:: TASK DESCRIPTION ::
Can you filter the material down to the lines that contain the string "GEST" and copy each one? Case counts.

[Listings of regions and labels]
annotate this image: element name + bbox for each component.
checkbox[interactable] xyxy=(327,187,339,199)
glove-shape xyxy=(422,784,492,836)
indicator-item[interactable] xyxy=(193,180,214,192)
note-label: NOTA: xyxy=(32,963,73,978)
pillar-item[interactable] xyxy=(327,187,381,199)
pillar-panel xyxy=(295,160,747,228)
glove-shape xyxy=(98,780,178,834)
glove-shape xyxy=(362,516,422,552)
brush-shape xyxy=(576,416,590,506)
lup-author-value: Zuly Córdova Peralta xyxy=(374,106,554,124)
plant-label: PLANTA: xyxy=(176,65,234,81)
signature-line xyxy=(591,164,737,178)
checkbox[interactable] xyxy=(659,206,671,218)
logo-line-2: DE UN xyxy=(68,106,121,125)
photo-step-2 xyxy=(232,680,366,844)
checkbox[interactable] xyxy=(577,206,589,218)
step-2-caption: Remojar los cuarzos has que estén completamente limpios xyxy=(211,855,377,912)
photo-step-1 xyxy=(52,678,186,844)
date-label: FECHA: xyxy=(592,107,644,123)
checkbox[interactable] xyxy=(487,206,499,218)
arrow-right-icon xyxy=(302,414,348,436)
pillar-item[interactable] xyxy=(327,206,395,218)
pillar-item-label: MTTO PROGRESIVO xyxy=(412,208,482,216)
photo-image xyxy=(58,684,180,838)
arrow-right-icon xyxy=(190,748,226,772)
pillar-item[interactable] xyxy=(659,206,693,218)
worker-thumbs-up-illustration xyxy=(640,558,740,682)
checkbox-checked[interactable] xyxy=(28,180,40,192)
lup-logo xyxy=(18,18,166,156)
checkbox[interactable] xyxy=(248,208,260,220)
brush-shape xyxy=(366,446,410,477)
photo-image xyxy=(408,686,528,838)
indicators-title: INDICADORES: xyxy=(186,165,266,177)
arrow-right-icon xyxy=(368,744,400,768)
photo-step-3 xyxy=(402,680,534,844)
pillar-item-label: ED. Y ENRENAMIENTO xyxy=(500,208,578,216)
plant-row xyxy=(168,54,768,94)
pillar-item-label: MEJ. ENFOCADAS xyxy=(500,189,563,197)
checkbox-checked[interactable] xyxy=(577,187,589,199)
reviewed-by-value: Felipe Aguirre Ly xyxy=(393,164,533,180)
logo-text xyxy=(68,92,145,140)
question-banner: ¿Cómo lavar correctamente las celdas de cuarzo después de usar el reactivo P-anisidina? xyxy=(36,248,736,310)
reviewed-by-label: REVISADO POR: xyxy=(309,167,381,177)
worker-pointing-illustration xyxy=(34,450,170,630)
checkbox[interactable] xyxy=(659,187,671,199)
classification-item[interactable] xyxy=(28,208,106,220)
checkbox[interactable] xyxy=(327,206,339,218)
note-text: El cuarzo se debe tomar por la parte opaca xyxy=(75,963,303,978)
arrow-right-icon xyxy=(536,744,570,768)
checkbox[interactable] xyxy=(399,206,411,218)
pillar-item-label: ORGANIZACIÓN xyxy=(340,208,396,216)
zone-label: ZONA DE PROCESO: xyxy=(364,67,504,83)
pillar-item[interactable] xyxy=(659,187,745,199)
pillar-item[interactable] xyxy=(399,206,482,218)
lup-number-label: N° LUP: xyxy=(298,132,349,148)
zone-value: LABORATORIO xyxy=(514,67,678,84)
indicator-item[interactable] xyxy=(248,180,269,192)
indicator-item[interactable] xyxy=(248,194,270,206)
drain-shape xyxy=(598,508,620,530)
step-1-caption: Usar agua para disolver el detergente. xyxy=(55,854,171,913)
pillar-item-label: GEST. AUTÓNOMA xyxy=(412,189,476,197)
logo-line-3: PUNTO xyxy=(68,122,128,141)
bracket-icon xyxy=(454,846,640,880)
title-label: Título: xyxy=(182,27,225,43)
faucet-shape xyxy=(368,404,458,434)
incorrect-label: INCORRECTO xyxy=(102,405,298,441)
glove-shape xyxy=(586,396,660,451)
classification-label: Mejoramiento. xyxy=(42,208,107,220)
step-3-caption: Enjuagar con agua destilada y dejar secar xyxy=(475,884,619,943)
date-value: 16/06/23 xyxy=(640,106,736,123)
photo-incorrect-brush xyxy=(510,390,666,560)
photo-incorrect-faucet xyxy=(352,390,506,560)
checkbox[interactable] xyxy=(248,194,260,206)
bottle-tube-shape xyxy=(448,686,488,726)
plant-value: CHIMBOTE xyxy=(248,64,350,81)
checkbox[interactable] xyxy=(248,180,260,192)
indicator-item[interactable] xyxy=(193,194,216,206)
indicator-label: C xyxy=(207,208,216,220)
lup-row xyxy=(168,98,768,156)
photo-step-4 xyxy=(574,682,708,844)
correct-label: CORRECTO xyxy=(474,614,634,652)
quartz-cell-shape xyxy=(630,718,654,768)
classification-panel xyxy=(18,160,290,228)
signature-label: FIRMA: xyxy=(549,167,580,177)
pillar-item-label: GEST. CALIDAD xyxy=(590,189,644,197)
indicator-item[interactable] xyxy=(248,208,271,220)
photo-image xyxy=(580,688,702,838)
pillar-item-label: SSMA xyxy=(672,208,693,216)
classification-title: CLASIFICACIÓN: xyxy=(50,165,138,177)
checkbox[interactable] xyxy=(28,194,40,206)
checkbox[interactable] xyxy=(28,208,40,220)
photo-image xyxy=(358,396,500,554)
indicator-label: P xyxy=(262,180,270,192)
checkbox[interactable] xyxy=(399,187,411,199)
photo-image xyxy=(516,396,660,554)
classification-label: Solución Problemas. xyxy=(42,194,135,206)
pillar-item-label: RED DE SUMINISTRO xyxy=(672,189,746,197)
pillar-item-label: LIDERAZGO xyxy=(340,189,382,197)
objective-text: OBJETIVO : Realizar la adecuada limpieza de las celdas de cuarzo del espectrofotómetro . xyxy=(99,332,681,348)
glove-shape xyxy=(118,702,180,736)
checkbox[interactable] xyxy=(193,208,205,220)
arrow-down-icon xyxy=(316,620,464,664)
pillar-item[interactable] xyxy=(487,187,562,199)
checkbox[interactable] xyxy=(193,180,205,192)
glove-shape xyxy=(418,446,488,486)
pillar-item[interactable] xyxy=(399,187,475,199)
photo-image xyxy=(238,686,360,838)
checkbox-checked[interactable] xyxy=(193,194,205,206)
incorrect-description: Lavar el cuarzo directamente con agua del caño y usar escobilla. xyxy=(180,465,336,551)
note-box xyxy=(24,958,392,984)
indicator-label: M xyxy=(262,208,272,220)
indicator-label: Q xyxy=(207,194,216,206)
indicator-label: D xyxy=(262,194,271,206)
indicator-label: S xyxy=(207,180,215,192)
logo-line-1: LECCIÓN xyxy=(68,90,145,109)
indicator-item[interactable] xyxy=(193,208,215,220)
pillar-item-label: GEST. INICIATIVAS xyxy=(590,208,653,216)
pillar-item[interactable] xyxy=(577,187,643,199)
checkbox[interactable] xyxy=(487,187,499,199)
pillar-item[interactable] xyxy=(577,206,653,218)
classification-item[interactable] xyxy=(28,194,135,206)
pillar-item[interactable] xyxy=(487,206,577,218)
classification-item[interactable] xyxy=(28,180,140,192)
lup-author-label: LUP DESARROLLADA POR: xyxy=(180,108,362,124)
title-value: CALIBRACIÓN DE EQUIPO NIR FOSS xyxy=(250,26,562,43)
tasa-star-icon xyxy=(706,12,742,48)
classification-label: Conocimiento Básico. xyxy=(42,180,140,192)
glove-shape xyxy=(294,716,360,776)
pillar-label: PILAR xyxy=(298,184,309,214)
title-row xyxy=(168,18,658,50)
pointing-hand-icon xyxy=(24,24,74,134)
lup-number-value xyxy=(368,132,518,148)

:: RESULT FOR THIS TASK ::
pillar-item-label: GEST. AUTÓNOMA xyxy=(412,189,476,197)
pillar-item-label: GEST. CALIDAD xyxy=(590,189,644,197)
pillar-item-label: GEST. INICIATIVAS xyxy=(590,208,653,216)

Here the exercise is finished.